____ DATA
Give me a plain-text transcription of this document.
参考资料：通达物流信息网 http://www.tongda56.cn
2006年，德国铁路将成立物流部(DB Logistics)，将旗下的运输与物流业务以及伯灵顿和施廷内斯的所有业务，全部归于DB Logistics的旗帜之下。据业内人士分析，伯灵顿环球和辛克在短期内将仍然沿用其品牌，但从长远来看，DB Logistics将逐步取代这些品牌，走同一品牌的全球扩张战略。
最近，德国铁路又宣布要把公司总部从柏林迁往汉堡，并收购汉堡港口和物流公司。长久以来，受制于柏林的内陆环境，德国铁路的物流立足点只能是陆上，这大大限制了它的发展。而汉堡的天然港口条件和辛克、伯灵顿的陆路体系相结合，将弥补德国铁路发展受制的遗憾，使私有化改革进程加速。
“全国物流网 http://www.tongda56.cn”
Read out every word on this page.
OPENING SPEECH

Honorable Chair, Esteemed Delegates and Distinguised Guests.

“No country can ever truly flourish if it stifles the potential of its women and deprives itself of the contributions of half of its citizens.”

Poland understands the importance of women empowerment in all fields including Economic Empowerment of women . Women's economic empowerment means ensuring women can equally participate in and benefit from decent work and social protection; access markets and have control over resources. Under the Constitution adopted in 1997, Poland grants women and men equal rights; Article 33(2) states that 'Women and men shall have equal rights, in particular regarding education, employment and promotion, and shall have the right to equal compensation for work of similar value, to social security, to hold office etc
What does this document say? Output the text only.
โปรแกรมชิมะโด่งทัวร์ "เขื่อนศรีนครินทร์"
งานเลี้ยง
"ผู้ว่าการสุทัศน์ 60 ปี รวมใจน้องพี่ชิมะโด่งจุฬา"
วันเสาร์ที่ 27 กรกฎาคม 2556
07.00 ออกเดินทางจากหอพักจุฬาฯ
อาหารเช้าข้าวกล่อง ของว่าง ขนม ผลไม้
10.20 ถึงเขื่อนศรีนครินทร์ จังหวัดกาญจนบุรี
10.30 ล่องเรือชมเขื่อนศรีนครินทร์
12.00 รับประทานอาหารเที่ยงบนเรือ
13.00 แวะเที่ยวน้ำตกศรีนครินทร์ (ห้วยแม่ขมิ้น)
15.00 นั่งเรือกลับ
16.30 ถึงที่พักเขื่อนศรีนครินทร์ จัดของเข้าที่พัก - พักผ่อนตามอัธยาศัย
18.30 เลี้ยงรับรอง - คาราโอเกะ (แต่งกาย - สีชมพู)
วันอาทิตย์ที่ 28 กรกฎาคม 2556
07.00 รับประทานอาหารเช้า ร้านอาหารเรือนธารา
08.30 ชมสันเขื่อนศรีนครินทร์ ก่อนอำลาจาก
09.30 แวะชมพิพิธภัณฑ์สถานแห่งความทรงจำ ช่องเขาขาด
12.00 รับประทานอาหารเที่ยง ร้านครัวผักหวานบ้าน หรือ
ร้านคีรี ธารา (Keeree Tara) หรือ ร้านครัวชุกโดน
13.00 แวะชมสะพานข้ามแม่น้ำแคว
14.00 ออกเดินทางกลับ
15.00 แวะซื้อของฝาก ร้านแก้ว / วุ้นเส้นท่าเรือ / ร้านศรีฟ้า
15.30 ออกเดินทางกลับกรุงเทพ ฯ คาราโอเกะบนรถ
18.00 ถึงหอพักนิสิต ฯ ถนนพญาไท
________
## PROBLEM REQUIREMENTS
Extract the complete listing above, reproducing each line exactly.

## FULL RESPONSE
Give me a plain-text transcription of this document.
参考资料：通达物流信息网 http://www.tongda56.cn
2006年，德国铁路将成立物流部(DB Logistics)，将旗下的运输与物流业务以及伯灵顿和施廷内斯的所有业务，全部归于DB Logistics的旗帜之下。据业内人士分析，伯灵顿环球和辛克在短期内将仍然沿用其品牌，但从长远来看，DB Logistics将逐步取代这些品牌，走同一品牌的全球扩张战略。
最近，德国铁路又宣布要把公司总部从柏林迁往汉堡，并收购汉堡港口和物流公司。长久以来，受制于柏林的内陆环境，德国铁路的物流立足点只能是陆上，这大大限制了它的发展。而汉堡的天然港口条件和辛克、伯灵顿的陆路体系相结合，将弥补德国铁路发展受制的遗憾，使私有化改革进程加速。
“全国物流网 http://www.tongda56.cn”
Read out every word on this page.
OPENING SPEECH

Honorable Chair, Esteemed Delegates and Distinguised Guests.

“No country can ever truly flourish if it stifles the potential of its women and deprives itself of the contributions of half of its citizens.”

Poland understands the importance of women empowerment in all fields including Economic Empowerment of women . Women's economic empowerment means ensuring women can equally participate in and benefit from decent work and social protection; access markets and have control over resources. Under the Constitution adopted in 1997, Poland grants women and men equal rights; Article 33(2) states that 'Women and men shall have equal rights, in particular regarding education, employment and promotion, and shall have the right to equal compensation for work of similar value, to social security, to hold office etc
What does this document say? Output the text only.
โปรแกรมชิมะโด่งทัวร์ "เขื่อนศรีนครินทร์"
งานเลี้ยง
"ผู้ว่าการสุทัศน์ 60 ปี รวมใจน้องพี่ชิมะโด่งจุฬา"
วันเสาร์ที่ 27 กรกฎาคม 2556
07.00 ออกเดินทางจากหอพักจุฬาฯ
อาหารเช้าข้าวกล่อง ของว่าง ขนม ผลไม้
10.20 ถึงเขื่อนศรีนครินทร์ จังหวัดกาญจนบุรี
10.30 ล่องเรือชมเขื่อนศรีนครินทร์
12.00 รับประทานอาหารเที่ยงบนเรือ
13.00 แวะเที่ยวน้ำตกศรีนครินทร์ (ห้วยแม่ขมิ้น)
15.00 นั่งเรือกลับ
16.30 ถึงที่พักเขื่อนศรีนครินทร์ จัดของเข้าที่พัก - พักผ่อนตามอัธยาศัย
18.30 เลี้ยงรับรอง - คาราโอเกะ (แต่งกาย - สีชมพู)
วันอาทิตย์ที่ 28 กรกฎาคม 2556
07.00 รับประทานอาหารเช้า ร้านอาหารเรือนธารา
08.30 ชมสันเขื่อนศรีนครินทร์ ก่อนอำลาจาก
09.30 แวะชมพิพิธภัณฑ์สถานแห่งความทรงจำ ช่องเขาขาด
12.00 รับประทานอาหารเที่ยง ร้านครัวผักหวานบ้าน หรือ
ร้านคีรี ธารา (Keeree Tara) หรือ ร้านครัวชุกโดน
13.00 แวะชมสะพานข้ามแม่น้ำแคว
14.00 ออกเดินทางกลับ
15.00 แวะซื้อของฝาก ร้านแก้ว / วุ้นเส้นท่าเรือ / ร้านศรีฟ้า
15.30 ออกเดินทางกลับกรุงเทพ ฯ คาราโอเกะบนรถ
18.00 ถึงหอพักนิสิต ฯ ถนนพญาไท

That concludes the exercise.